/---

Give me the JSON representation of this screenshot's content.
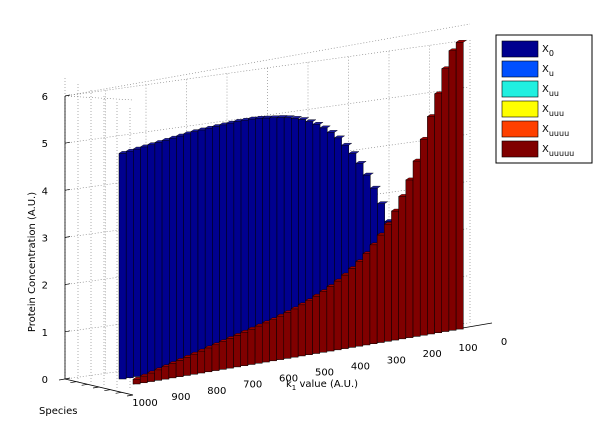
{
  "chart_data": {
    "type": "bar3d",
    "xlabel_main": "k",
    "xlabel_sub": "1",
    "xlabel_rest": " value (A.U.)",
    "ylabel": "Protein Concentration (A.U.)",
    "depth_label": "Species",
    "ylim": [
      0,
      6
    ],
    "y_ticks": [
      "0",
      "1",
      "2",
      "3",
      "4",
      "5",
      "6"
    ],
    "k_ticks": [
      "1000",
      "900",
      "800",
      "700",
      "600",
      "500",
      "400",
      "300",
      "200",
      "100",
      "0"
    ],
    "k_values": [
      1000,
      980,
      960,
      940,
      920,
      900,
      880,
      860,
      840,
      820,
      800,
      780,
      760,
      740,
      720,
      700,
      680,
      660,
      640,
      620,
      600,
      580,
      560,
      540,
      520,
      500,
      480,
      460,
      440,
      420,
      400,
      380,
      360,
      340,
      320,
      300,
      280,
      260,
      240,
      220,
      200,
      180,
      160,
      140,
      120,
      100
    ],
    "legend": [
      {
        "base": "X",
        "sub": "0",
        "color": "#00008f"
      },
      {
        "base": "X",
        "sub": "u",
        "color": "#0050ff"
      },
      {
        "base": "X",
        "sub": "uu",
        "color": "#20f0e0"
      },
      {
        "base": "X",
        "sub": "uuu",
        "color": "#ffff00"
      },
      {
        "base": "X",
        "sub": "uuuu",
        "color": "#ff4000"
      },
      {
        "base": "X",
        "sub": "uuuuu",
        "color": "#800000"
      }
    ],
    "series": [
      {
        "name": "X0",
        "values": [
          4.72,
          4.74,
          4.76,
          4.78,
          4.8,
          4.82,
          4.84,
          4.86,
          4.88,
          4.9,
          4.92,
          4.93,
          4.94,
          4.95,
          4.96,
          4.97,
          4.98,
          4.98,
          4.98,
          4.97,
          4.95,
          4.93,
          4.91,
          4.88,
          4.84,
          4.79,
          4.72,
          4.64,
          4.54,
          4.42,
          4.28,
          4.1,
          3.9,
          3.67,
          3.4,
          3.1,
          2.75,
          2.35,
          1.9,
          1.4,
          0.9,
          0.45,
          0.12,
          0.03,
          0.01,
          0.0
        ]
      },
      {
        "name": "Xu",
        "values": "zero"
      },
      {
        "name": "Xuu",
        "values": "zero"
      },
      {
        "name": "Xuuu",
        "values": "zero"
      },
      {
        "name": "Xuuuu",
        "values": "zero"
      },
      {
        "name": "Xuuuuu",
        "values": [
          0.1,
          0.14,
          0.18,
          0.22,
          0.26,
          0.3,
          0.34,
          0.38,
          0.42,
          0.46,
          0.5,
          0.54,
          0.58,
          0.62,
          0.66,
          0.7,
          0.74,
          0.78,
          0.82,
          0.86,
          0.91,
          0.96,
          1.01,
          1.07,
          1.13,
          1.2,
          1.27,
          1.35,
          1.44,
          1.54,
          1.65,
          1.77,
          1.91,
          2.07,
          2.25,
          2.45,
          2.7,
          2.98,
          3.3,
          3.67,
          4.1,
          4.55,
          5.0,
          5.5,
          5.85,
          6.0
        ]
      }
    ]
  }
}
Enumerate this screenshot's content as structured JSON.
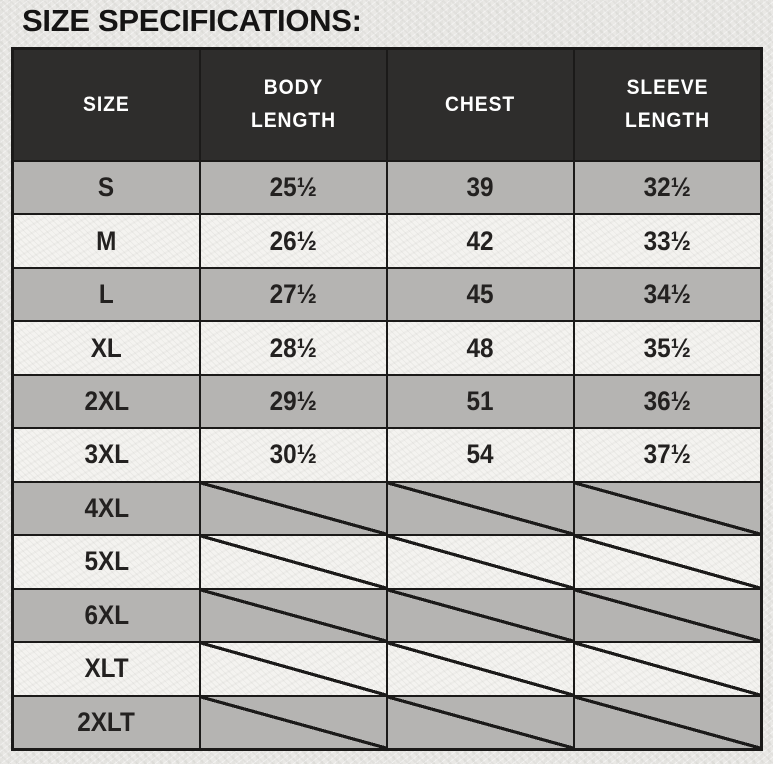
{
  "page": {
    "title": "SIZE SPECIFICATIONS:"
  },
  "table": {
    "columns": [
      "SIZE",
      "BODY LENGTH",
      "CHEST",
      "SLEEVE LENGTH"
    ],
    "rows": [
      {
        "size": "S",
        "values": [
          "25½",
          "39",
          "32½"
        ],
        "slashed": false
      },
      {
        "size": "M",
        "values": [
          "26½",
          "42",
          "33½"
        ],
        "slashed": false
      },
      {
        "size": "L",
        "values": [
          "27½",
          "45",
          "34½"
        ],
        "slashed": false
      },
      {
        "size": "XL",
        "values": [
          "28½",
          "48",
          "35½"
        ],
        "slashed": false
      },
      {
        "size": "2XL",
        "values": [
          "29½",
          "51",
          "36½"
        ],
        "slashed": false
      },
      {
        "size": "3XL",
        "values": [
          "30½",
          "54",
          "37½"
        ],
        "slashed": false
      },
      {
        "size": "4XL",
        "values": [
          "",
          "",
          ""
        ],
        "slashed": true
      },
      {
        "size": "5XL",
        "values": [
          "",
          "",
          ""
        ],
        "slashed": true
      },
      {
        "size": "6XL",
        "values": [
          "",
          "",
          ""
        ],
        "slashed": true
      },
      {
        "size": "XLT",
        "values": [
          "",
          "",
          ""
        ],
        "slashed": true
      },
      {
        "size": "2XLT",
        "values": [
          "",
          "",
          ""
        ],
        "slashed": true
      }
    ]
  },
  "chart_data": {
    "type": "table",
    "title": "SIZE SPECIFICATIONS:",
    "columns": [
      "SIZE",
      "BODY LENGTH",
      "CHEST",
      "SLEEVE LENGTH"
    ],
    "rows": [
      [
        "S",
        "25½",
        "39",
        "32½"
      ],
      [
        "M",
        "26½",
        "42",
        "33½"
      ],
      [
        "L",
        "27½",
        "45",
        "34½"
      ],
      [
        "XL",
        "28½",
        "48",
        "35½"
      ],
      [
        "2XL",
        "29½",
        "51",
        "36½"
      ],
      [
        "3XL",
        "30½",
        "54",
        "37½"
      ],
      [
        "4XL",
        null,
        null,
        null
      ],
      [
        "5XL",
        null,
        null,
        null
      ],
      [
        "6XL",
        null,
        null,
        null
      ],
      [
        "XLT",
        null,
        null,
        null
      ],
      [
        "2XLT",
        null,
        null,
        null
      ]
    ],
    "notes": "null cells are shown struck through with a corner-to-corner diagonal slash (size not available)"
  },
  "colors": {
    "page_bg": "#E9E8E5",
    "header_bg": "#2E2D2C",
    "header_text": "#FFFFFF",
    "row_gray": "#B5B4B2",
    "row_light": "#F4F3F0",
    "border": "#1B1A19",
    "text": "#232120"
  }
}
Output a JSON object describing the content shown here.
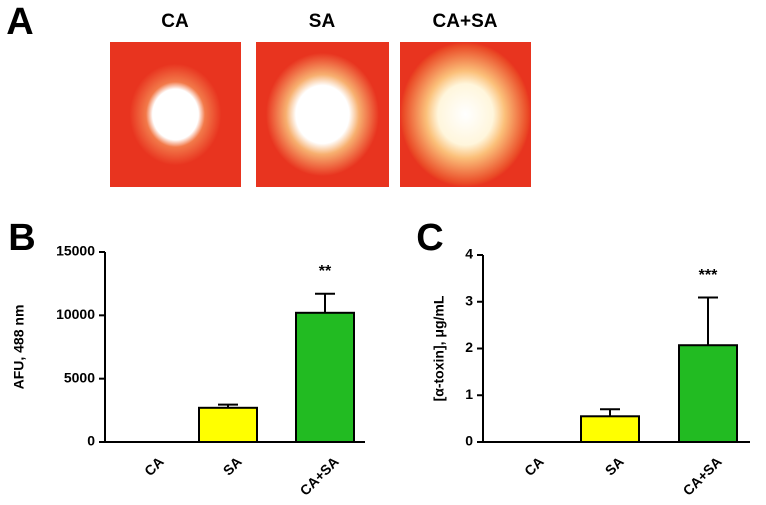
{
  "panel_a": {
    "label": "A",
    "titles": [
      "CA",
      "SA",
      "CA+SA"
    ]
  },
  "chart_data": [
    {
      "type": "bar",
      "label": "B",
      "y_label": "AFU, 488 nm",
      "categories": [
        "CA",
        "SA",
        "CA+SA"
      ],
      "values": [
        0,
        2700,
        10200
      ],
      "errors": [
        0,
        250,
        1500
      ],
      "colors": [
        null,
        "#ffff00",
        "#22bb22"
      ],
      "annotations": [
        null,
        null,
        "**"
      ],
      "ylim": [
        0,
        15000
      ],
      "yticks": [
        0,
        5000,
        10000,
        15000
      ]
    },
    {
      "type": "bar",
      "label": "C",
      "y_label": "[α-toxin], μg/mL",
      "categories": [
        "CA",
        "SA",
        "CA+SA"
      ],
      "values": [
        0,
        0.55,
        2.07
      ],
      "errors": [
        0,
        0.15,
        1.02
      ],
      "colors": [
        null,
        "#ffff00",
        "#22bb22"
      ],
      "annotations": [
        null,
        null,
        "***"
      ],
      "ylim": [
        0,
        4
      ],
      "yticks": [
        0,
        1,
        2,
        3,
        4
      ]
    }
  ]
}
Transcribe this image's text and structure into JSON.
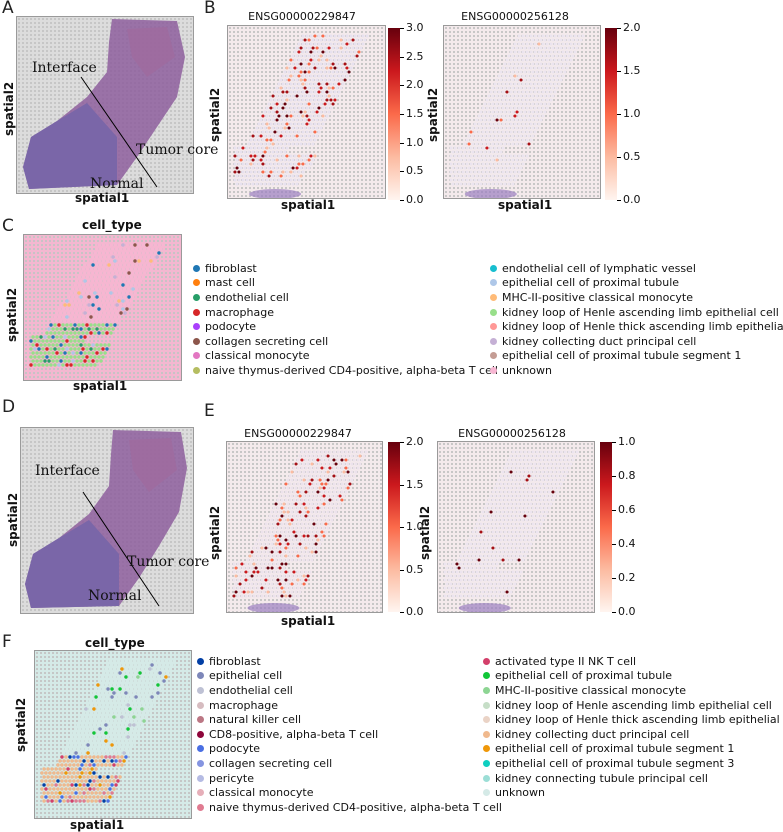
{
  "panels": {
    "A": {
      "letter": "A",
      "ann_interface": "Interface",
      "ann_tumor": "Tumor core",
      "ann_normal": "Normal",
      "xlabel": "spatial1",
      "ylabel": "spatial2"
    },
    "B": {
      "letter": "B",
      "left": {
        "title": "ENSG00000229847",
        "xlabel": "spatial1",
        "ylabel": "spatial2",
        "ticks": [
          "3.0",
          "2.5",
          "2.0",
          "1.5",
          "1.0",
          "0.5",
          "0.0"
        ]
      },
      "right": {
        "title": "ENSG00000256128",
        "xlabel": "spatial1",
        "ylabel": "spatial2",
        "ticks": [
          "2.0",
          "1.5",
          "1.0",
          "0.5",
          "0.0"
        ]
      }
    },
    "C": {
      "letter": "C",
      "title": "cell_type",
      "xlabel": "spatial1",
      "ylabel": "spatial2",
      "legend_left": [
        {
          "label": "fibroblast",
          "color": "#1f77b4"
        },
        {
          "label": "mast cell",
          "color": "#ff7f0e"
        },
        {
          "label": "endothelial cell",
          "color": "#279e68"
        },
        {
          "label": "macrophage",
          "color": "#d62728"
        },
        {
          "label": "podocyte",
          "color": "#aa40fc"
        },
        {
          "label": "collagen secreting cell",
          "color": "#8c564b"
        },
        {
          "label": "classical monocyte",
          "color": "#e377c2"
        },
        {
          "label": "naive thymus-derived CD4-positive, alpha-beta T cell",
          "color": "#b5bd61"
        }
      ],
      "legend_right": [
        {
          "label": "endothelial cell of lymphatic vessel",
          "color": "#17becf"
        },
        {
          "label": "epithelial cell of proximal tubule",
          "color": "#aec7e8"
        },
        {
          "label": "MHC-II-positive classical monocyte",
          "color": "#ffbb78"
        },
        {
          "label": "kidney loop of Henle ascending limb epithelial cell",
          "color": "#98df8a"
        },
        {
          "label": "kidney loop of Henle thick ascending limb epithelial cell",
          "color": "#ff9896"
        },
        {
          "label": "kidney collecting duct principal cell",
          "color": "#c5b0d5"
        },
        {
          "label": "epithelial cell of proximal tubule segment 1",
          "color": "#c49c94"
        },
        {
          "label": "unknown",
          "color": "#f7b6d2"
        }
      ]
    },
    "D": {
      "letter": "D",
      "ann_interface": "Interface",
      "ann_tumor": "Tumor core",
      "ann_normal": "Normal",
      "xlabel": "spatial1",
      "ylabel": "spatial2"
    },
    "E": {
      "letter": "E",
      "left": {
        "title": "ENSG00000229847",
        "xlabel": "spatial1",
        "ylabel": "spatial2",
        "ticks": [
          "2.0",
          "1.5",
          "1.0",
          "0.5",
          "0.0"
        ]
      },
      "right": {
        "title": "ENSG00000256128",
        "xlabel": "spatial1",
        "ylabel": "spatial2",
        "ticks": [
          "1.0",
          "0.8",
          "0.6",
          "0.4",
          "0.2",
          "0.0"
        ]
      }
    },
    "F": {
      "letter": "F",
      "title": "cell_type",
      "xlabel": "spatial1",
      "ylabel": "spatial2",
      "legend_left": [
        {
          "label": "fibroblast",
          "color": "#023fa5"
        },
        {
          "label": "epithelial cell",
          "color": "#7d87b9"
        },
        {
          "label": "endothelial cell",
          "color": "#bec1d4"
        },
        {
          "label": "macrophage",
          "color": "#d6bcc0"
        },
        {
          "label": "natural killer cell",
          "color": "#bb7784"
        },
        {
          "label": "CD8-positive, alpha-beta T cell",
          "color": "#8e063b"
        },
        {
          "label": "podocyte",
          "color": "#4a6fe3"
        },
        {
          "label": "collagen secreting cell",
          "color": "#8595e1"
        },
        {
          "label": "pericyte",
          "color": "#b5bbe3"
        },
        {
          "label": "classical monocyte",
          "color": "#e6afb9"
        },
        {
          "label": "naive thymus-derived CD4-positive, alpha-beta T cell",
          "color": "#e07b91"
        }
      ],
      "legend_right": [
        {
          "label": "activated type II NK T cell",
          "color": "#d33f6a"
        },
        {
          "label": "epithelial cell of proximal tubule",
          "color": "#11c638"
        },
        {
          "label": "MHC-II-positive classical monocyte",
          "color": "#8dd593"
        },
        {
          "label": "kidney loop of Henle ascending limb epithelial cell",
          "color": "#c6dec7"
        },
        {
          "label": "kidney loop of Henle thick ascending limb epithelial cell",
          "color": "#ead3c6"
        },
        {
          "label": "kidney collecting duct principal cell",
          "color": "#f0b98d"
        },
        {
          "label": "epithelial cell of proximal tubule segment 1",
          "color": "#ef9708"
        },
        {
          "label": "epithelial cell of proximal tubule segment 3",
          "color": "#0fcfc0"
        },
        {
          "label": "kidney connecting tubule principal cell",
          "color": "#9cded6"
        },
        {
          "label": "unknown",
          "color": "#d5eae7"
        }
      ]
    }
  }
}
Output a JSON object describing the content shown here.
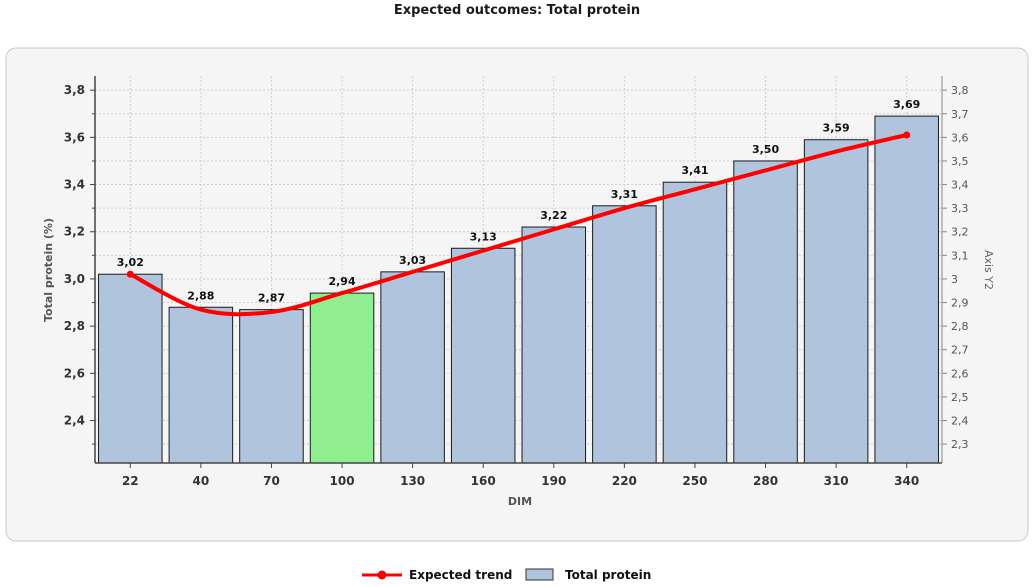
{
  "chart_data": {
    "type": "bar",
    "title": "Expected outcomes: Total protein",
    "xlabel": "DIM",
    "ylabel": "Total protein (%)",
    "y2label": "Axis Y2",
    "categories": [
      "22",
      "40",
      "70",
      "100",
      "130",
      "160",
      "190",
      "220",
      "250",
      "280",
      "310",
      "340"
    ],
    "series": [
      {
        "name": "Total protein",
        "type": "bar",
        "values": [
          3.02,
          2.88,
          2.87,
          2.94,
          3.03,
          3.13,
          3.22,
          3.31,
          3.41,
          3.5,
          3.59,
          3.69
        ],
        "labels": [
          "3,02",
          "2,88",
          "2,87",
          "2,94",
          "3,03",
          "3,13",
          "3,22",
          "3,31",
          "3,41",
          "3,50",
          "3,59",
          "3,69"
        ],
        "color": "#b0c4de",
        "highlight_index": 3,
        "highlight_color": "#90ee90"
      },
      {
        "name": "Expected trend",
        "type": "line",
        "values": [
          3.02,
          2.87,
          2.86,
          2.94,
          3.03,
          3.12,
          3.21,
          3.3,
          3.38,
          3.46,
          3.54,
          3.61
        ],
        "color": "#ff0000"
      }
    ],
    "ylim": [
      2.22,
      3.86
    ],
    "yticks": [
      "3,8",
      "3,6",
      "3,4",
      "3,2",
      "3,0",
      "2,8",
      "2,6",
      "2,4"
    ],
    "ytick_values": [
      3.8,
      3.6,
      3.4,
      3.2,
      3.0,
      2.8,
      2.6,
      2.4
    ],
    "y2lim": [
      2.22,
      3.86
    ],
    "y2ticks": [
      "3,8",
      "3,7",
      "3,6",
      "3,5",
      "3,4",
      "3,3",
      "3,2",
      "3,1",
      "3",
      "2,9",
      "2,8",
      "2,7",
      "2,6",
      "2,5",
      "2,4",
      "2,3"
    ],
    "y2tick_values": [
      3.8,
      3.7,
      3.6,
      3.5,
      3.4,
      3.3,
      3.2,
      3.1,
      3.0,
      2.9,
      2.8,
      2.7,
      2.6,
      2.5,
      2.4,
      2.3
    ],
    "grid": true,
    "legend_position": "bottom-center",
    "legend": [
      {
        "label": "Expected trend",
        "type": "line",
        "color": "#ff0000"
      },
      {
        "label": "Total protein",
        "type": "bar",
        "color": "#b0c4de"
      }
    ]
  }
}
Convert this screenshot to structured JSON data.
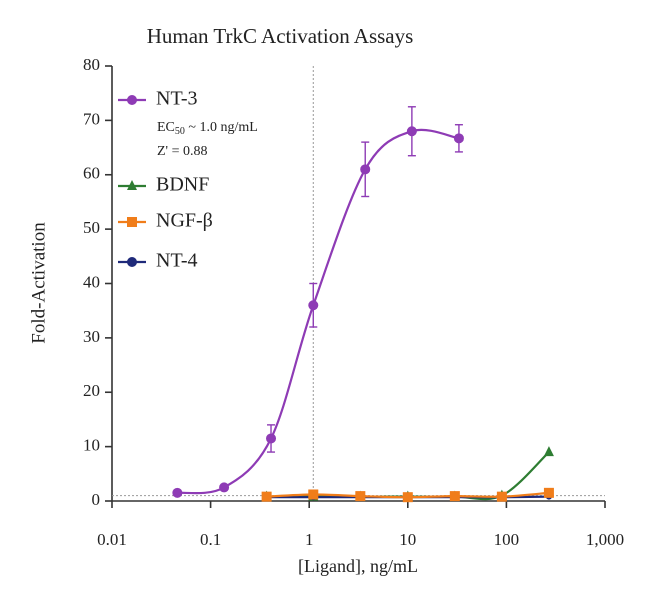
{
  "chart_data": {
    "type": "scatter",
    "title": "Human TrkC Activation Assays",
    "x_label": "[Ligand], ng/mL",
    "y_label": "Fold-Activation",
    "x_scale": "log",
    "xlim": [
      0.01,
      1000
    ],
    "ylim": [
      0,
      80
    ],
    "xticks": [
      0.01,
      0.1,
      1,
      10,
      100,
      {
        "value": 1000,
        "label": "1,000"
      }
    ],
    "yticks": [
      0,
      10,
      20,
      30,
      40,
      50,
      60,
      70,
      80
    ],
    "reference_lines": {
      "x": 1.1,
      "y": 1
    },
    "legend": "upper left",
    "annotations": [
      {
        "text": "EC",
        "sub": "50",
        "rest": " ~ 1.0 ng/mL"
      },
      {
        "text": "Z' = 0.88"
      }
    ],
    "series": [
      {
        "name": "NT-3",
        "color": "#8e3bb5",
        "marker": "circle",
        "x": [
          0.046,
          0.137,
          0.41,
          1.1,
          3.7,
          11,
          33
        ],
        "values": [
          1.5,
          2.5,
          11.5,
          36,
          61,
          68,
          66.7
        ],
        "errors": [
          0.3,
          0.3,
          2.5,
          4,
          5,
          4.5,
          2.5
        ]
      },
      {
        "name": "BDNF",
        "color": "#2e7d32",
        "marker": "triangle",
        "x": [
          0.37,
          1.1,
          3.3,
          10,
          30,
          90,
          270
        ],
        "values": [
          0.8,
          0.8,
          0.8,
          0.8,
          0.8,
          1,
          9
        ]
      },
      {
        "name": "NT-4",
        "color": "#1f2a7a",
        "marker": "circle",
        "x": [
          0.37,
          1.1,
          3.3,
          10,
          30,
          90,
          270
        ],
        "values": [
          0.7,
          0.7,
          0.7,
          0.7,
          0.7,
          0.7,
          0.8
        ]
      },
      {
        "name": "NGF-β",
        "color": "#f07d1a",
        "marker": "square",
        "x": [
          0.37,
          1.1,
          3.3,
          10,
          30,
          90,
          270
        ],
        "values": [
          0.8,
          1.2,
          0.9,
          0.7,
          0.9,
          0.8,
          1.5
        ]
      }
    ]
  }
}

\---

**What is needed**
Gather each line in these records that contains the string "JSON".

**Answer box**
Give me the JSON representation of this screenshot's content.
Enumerate this screenshot's content as structured JSON.
Output a JSON object describing the content shown here.
Transcribe this image's text and structure into JSON.
Output a JSON object describing the content shown here.
Convert this screenshot to structured JSON data.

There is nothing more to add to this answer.